Prompt:
Keep every line where the word "Solute" appears; drop the rest.

Raw data:

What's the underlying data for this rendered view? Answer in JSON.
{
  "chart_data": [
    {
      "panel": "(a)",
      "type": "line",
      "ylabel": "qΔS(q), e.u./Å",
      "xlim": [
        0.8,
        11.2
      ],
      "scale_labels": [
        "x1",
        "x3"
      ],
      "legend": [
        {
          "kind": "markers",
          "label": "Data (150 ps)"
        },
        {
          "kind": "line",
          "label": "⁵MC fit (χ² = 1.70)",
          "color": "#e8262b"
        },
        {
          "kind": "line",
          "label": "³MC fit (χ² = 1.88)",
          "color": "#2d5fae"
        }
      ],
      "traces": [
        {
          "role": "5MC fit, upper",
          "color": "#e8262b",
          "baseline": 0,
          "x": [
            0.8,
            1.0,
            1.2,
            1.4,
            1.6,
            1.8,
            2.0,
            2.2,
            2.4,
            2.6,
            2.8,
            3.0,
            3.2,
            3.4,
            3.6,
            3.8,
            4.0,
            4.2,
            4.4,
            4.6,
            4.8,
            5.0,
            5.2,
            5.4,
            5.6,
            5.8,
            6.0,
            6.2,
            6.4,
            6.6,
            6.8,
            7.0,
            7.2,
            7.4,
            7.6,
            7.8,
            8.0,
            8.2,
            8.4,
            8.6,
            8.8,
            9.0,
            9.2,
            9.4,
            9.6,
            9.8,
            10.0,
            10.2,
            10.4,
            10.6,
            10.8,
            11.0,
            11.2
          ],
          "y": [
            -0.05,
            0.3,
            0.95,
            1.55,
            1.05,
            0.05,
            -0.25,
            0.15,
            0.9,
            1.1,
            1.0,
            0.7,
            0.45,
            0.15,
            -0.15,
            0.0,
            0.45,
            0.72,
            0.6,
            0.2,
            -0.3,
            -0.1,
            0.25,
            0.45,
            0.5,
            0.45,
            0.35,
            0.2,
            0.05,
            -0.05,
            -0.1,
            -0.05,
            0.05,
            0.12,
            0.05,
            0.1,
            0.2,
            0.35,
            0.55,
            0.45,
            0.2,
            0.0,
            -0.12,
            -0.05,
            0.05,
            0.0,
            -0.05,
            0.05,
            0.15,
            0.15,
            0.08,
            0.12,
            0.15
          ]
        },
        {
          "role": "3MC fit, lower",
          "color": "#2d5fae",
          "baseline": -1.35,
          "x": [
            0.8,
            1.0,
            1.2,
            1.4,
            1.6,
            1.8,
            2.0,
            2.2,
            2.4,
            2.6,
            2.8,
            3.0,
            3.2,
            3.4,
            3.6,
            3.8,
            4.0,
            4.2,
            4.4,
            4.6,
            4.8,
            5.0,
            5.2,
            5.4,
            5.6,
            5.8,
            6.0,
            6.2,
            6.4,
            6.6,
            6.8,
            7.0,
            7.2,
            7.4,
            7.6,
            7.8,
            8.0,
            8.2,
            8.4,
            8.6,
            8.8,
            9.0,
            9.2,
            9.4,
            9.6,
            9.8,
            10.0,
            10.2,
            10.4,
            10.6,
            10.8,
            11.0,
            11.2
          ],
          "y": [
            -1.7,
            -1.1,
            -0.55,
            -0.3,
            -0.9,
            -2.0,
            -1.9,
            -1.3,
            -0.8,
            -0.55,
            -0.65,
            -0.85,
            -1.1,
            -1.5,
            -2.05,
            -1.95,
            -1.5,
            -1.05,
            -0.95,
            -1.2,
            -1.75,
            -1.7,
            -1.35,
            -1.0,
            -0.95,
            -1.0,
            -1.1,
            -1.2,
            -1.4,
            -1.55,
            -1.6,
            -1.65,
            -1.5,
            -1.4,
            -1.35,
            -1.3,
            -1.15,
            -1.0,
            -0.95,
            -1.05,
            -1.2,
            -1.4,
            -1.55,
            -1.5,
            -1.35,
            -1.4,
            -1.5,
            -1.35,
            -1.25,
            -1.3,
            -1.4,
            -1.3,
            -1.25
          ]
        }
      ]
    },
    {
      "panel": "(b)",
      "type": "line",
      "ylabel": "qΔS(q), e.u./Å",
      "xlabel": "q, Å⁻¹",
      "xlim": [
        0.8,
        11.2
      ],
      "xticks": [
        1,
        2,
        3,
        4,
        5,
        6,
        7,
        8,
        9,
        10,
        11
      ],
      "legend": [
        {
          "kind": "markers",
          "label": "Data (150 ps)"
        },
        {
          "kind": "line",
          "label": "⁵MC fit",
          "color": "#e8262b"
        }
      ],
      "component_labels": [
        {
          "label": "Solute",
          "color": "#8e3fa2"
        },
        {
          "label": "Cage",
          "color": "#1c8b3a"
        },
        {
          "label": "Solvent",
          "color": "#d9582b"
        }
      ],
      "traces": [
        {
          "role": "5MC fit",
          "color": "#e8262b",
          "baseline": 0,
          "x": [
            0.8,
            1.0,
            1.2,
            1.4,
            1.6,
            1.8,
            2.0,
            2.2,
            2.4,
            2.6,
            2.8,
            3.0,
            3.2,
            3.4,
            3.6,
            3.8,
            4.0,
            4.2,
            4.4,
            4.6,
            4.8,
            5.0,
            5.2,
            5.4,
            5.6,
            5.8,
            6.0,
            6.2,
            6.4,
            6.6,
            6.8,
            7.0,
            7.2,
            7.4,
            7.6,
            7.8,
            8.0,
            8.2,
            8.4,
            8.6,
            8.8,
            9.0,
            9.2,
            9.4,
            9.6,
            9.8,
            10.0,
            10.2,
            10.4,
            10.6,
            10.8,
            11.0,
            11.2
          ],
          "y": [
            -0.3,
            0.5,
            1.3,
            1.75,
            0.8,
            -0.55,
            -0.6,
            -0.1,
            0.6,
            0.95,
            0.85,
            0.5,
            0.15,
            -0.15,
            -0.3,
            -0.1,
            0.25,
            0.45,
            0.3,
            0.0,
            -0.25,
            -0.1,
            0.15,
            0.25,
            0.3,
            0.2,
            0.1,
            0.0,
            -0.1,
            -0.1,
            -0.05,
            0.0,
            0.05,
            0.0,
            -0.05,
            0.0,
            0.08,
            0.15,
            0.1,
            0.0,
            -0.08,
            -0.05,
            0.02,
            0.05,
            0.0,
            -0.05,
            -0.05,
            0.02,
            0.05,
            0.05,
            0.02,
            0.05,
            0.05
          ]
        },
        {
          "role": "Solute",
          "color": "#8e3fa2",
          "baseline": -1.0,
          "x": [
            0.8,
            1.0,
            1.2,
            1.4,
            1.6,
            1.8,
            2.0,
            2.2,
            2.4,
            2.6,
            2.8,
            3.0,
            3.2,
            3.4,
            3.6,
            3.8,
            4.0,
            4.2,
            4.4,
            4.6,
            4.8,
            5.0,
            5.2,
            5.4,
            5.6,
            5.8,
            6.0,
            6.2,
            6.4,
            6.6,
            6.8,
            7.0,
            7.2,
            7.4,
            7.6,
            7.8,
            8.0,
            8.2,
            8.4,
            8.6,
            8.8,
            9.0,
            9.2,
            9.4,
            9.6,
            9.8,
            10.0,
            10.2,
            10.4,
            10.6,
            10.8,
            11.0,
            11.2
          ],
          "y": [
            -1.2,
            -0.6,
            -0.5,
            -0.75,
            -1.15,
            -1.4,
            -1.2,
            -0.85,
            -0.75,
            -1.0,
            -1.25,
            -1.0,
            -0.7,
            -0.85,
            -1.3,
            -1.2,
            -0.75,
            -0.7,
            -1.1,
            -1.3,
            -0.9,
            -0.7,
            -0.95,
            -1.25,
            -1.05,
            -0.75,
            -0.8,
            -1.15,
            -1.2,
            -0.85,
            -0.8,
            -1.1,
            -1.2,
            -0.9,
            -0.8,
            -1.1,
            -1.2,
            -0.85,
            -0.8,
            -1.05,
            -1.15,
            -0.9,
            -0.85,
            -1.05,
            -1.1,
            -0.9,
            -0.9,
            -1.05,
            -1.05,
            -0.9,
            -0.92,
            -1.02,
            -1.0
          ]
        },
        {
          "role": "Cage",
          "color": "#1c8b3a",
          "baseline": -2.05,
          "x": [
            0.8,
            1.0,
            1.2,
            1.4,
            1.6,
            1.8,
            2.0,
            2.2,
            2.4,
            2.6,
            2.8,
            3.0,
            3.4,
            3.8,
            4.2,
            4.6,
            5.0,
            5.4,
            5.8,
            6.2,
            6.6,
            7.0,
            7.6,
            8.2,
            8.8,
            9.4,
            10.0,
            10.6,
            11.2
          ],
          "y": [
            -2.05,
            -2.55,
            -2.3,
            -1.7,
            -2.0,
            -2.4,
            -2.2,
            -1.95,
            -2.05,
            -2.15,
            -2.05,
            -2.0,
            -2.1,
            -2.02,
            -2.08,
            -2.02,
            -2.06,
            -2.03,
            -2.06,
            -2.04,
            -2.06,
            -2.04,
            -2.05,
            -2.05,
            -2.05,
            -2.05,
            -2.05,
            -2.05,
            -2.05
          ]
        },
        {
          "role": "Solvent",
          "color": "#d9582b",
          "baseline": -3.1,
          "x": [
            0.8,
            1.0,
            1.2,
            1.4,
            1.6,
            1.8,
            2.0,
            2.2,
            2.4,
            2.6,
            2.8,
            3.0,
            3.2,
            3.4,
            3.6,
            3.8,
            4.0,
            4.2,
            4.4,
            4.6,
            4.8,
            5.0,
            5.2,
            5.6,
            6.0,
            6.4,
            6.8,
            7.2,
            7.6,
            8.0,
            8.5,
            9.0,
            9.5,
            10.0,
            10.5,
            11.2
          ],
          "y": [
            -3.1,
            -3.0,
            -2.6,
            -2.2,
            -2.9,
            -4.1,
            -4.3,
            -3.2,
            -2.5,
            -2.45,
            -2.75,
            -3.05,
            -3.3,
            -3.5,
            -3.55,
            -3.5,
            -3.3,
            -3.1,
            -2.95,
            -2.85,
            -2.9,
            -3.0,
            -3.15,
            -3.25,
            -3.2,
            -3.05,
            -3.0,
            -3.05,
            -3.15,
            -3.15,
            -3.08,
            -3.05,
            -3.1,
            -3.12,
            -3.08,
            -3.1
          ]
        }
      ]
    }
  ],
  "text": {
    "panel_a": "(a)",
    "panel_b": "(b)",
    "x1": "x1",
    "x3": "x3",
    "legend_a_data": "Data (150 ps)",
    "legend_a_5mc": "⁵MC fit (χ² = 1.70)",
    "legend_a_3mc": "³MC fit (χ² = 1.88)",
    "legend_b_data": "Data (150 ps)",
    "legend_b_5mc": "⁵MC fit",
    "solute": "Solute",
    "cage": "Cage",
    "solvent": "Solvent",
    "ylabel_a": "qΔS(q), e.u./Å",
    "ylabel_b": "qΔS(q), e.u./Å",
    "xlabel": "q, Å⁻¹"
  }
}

Expected answer:
          "label": "Solute",
          "role": "Solute",
    "solute": "Solute",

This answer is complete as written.